#### DATASET CONTENT ####

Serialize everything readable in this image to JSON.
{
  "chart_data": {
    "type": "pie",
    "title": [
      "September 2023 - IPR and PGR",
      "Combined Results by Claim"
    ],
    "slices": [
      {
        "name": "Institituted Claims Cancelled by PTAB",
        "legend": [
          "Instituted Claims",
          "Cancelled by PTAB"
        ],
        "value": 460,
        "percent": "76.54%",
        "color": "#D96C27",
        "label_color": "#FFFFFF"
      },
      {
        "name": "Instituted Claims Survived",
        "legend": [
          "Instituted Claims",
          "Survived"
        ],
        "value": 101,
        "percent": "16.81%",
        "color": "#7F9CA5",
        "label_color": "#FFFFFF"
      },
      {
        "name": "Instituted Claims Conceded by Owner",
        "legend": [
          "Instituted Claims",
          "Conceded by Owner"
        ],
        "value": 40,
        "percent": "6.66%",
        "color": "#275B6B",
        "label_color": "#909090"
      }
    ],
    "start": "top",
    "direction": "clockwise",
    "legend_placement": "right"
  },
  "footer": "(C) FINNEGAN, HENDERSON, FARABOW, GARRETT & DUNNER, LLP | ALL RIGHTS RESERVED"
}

####

• _AIM OF THE TASK_
Repeat the data exactly. Leave nothing out.

• _EXERCISE RESPONSE_
Serialize everything readable in this image to JSON.
{
  "chart_data": {
    "type": "pie",
    "title": [
      "September 2023 - IPR and PGR",
      "Combined Results by Claim"
    ],
    "slices": [
      {
        "name": "Institituted Claims Cancelled by PTAB",
        "legend": [
          "Instituted Claims",
          "Cancelled by PTAB"
        ],
        "value": 460,
        "percent": "76.54%",
        "color": "#D96C27",
        "label_color": "#FFFFFF"
      },
      {
        "name": "Instituted Claims Survived",
        "legend": [
          "Instituted Claims",
          "Survived"
        ],
        "value": 101,
        "percent": "16.81%",
        "color": "#7F9CA5",
        "label_color": "#FFFFFF"
      },
      {
        "name": "Instituted Claims Conceded by Owner",
        "legend": [
          "Instituted Claims",
          "Conceded by Owner"
        ],
        "value": 40,
        "percent": "6.66%",
        "color": "#275B6B",
        "label_color": "#909090"
      }
    ],
    "start": "top",
    "direction": "clockwise",
    "legend_placement": "right"
  },
  "footer": "(C) FINNEGAN, HENDERSON, FARABOW, GARRETT & DUNNER, LLP | ALL RIGHTS RESERVED"
}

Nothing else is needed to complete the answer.